An exact repetition of the records is required. Leave nothing out.

###

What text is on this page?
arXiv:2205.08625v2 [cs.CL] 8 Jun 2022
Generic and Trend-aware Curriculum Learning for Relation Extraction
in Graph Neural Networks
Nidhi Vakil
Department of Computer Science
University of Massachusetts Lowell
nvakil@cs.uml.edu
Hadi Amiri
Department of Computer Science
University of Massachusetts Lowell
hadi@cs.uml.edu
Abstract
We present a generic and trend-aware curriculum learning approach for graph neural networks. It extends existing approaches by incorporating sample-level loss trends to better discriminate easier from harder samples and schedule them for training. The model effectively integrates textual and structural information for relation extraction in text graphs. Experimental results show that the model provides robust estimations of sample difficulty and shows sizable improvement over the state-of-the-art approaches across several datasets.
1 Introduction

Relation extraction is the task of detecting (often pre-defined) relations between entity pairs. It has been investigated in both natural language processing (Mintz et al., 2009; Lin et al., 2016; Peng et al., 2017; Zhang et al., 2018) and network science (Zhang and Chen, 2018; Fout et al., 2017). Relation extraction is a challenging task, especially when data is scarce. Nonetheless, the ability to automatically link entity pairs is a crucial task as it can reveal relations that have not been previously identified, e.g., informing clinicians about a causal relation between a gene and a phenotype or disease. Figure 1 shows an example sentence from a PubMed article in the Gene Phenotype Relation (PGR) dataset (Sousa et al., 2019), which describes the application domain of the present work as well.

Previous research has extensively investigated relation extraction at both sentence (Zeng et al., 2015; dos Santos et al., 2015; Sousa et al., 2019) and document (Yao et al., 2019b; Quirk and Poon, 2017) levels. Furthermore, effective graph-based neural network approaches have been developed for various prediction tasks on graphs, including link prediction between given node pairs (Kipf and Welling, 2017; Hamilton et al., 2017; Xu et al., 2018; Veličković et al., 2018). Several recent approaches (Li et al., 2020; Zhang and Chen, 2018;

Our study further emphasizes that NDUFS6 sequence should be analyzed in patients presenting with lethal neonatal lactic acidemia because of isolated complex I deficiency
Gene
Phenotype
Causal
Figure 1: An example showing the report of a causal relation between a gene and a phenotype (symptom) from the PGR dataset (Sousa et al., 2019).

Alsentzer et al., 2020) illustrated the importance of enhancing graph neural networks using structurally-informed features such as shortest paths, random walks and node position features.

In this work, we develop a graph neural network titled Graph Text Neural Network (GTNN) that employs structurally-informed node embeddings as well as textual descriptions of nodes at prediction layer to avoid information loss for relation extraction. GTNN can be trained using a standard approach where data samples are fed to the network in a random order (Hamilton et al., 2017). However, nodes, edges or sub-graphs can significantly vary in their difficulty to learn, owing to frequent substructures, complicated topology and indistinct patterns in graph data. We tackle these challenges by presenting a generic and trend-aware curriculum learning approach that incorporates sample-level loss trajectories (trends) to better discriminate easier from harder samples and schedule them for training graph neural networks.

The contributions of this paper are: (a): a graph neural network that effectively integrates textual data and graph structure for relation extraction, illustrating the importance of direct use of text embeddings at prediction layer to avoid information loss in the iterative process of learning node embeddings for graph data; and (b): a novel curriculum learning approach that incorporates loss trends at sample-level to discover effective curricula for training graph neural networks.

###

Solution to this exercise:
What text is on this page?
arXiv:2205.08625v2 [cs.CL] 8 Jun 2022
Generic and Trend-aware Curriculum Learning for Relation Extraction
in Graph Neural Networks
Nidhi Vakil
Department of Computer Science
University of Massachusetts Lowell
nvakil@cs.uml.edu
Hadi Amiri
Department of Computer Science
University of Massachusetts Lowell
hadi@cs.uml.edu
Abstract
We present a generic and trend-aware curriculum learning approach for graph neural networks. It extends existing approaches by incorporating sample-level loss trends to better discriminate easier from harder samples and schedule them for training. The model effectively integrates textual and structural information for relation extraction in text graphs. Experimental results show that the model provides robust estimations of sample difficulty and shows sizable improvement over the state-of-the-art approaches across several datasets.
1 Introduction

Relation extraction is the task of detecting (often pre-defined) relations between entity pairs. It has been investigated in both natural language processing (Mintz et al., 2009; Lin et al., 2016; Peng et al., 2017; Zhang et al., 2018) and network science (Zhang and Chen, 2018; Fout et al., 2017). Relation extraction is a challenging task, especially when data is scarce. Nonetheless, the ability to automatically link entity pairs is a crucial task as it can reveal relations that have not been previously identified, e.g., informing clinicians about a causal relation between a gene and a phenotype or disease. Figure 1 shows an example sentence from a PubMed article in the Gene Phenotype Relation (PGR) dataset (Sousa et al., 2019), which describes the application domain of the present work as well.

Previous research has extensively investigated relation extraction at both sentence (Zeng et al., 2015; dos Santos et al., 2015; Sousa et al., 2019) and document (Yao et al., 2019b; Quirk and Poon, 2017) levels. Furthermore, effective graph-based neural network approaches have been developed for various prediction tasks on graphs, including link prediction between given node pairs (Kipf and Welling, 2017; Hamilton et al., 2017; Xu et al., 2018; Veličković et al., 2018). Several recent approaches (Li et al., 2020; Zhang and Chen, 2018;

Our study further emphasizes that NDUFS6 sequence should be analyzed in patients presenting with lethal neonatal lactic acidemia because of isolated complex I deficiency
Gene
Phenotype
Causal
Figure 1: An example showing the report of a causal relation between a gene and a phenotype (symptom) from the PGR dataset (Sousa et al., 2019).

Alsentzer et al., 2020) illustrated the importance of enhancing graph neural networks using structurally-informed features such as shortest paths, random walks and node position features.

In this work, we develop a graph neural network titled Graph Text Neural Network (GTNN) that employs structurally-informed node embeddings as well as textual descriptions of nodes at prediction layer to avoid information loss for relation extraction. GTNN can be trained using a standard approach where data samples are fed to the network in a random order (Hamilton et al., 2017). However, nodes, edges or sub-graphs can significantly vary in their difficulty to learn, owing to frequent substructures, complicated topology and indistinct patterns in graph data. We tackle these challenges by presenting a generic and trend-aware curriculum learning approach that incorporates sample-level loss trajectories (trends) to better discriminate easier from harder samples and schedule them for training graph neural networks.

The contributions of this paper are: (a): a graph neural network that effectively integrates textual data and graph structure for relation extraction, illustrating the importance of direct use of text embeddings at prediction layer to avoid information loss in the iterative process of learning node embeddings for graph data; and (b): a novel curriculum learning approach that incorporates loss trends at sample-level to discover effective curricula for training graph neural networks.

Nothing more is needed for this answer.